Filter out everything except lines holding "Friday".

+++ Supplied material +++

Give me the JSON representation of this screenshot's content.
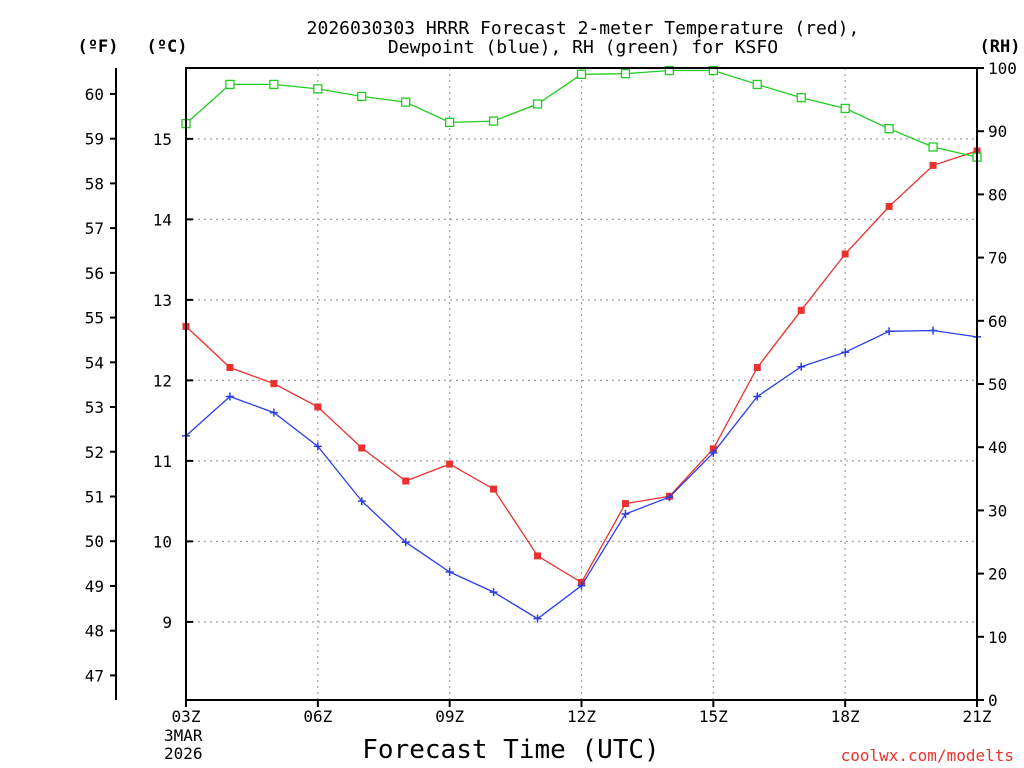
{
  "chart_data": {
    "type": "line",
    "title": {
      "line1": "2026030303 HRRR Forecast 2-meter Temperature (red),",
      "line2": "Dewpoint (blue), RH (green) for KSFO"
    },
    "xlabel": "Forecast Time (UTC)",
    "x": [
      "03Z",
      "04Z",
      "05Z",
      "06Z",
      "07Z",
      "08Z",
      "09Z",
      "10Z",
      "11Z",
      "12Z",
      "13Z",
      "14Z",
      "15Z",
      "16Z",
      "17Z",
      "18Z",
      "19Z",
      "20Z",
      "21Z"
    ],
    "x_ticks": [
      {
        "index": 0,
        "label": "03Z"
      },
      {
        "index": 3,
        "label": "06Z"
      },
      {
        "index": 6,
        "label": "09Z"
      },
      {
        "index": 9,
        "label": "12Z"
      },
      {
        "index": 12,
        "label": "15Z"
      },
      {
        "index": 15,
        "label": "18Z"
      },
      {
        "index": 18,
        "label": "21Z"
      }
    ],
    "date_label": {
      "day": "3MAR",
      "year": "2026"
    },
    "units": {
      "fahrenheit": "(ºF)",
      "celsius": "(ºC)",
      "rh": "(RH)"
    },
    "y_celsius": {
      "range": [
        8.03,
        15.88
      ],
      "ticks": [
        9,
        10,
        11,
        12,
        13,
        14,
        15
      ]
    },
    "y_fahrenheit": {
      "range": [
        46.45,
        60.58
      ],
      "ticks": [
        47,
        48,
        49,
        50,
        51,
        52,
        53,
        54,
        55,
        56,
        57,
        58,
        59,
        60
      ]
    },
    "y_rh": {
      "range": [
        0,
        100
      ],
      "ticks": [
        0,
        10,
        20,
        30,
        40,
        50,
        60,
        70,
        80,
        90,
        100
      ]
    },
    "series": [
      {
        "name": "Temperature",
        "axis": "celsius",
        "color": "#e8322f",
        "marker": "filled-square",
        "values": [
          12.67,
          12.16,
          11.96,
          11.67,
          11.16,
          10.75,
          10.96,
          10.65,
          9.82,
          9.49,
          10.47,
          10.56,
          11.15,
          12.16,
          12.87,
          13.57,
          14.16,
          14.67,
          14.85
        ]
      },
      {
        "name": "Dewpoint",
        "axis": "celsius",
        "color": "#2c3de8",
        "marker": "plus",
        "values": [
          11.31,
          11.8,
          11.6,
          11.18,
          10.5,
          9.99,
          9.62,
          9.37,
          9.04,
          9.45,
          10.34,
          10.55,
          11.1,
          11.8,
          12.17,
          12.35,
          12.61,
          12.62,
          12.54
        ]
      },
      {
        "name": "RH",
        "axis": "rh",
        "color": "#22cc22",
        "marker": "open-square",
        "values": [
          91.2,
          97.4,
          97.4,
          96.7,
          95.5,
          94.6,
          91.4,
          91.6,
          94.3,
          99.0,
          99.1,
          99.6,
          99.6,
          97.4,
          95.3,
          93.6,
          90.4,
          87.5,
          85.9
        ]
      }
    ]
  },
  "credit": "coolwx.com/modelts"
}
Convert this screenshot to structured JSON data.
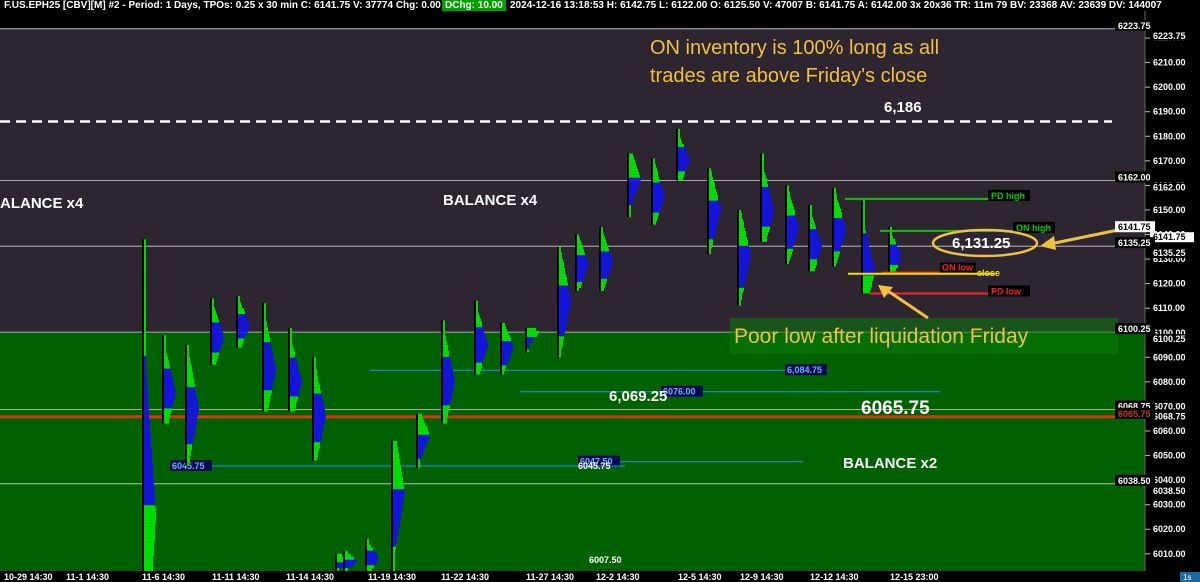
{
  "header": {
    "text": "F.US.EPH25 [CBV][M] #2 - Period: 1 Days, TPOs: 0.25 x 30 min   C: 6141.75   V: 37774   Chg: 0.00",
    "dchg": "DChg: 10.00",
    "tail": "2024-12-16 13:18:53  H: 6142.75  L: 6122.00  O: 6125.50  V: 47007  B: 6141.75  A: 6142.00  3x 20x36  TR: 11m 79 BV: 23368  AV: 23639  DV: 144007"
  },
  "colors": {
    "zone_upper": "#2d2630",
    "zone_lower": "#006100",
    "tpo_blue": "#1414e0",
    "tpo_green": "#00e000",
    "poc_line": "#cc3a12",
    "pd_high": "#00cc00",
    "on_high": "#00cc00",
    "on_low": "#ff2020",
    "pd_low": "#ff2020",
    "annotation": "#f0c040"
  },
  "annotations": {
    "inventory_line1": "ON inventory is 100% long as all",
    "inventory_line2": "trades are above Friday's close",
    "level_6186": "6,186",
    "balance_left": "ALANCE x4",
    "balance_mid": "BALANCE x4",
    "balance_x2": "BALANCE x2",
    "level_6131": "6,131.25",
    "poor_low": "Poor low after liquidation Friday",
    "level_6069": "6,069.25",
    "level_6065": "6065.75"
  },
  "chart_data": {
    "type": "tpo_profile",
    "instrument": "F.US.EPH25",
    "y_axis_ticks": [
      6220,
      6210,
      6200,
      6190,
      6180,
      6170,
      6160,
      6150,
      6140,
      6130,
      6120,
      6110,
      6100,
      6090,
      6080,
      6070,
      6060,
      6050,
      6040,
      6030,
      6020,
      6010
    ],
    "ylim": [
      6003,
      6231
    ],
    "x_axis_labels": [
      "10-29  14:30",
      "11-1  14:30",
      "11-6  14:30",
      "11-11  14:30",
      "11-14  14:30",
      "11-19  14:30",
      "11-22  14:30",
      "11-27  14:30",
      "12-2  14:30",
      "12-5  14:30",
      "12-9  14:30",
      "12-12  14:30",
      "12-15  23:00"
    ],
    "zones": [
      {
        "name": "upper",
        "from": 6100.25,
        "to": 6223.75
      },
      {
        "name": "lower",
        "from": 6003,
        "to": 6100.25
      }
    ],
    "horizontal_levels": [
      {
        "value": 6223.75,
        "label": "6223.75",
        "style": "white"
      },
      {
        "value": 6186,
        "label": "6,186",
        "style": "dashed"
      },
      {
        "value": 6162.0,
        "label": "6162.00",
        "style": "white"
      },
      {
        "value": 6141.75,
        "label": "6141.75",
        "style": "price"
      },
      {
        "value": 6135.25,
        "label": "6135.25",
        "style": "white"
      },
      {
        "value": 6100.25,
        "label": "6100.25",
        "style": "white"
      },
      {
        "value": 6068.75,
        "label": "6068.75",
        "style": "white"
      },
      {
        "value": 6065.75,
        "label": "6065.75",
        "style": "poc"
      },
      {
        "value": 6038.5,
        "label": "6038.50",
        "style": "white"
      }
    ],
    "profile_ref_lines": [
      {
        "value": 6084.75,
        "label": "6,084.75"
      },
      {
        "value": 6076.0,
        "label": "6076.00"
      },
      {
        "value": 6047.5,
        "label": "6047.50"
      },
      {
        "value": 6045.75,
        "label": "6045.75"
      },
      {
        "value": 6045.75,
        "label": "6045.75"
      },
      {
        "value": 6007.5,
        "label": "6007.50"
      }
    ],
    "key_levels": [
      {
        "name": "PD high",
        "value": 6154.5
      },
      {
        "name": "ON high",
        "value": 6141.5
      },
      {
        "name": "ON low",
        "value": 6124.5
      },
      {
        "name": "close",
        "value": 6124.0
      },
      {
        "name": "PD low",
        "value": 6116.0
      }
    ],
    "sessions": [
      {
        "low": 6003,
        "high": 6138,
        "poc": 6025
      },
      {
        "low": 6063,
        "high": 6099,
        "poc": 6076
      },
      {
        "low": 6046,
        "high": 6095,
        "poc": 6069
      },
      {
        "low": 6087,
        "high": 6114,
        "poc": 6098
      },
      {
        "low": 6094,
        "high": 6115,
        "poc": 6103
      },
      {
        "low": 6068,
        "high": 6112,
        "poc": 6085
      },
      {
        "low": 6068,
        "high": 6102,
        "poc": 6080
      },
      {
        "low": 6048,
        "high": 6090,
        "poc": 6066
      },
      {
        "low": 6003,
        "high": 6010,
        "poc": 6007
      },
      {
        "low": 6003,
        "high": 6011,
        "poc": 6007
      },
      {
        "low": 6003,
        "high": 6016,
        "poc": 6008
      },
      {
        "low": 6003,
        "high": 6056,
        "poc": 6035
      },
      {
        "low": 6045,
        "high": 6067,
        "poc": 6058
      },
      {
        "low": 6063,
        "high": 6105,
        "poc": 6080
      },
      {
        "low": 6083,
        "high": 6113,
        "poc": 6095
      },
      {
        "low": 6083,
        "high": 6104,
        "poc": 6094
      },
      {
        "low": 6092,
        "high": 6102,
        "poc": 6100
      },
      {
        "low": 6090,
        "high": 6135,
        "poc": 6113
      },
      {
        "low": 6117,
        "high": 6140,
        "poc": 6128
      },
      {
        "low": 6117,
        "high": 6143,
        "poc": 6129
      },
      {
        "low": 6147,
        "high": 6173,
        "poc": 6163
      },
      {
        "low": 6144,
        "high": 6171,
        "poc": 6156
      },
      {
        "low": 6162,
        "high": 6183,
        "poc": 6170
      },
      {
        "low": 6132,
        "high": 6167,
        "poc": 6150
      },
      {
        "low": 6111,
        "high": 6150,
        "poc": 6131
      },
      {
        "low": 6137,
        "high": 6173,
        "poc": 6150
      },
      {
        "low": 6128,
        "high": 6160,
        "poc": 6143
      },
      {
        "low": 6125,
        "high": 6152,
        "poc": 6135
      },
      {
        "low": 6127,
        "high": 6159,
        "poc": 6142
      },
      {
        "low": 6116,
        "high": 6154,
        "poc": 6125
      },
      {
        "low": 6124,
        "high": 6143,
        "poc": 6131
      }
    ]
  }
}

+++

▶ [Written solution]
    "inventory_line2": "trades are above Friday's close",
    "poor_low": "Poor low after liquidation Friday",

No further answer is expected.